STORED DATA START

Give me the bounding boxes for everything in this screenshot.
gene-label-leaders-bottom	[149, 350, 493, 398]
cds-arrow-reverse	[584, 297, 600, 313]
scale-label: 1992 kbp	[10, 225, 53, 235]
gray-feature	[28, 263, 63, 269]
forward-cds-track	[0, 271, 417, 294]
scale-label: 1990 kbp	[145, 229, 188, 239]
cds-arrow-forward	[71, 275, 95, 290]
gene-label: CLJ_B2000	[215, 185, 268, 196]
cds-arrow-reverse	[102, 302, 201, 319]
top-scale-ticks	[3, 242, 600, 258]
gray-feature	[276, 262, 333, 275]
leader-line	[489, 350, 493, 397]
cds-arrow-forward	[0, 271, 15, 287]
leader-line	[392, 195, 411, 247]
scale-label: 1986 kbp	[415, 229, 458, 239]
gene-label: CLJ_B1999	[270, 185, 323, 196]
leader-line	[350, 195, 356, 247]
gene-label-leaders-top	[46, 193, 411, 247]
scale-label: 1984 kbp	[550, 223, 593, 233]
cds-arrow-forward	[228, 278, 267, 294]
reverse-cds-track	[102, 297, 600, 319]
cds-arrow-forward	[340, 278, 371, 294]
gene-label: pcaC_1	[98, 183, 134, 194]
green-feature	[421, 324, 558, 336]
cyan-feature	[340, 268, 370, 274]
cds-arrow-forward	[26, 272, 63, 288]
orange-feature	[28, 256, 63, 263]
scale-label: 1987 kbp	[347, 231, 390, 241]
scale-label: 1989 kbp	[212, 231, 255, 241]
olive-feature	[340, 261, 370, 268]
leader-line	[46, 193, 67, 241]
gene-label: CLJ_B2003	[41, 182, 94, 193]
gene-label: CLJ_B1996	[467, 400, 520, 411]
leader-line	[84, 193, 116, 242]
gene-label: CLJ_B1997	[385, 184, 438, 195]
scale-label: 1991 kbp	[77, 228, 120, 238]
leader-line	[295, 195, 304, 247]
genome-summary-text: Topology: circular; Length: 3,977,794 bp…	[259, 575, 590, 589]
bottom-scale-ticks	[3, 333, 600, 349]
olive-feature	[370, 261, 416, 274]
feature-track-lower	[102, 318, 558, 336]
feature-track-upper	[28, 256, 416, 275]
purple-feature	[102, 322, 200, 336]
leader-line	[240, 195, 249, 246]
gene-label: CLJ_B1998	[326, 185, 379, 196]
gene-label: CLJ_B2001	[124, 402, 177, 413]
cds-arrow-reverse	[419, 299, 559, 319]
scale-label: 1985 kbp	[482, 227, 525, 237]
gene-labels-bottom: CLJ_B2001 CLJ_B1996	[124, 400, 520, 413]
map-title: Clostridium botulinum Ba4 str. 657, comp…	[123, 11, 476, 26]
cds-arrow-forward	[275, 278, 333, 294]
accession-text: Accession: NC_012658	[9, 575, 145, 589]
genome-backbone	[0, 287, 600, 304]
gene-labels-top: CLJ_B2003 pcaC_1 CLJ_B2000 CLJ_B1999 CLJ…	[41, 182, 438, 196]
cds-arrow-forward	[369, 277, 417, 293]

STORED DATA END

**EXERCISE AIM**
The answer must consist of every line from the records above that holds "labels".

**SOLVED PROBLEM**
gene-labels-bottom: CLJ_B2001 CLJ_B1996	[124, 400, 520, 413]
gene-labels-top: CLJ_B2003 pcaC_1 CLJ_B2000 CLJ_B1999 CLJ…	[41, 182, 438, 196]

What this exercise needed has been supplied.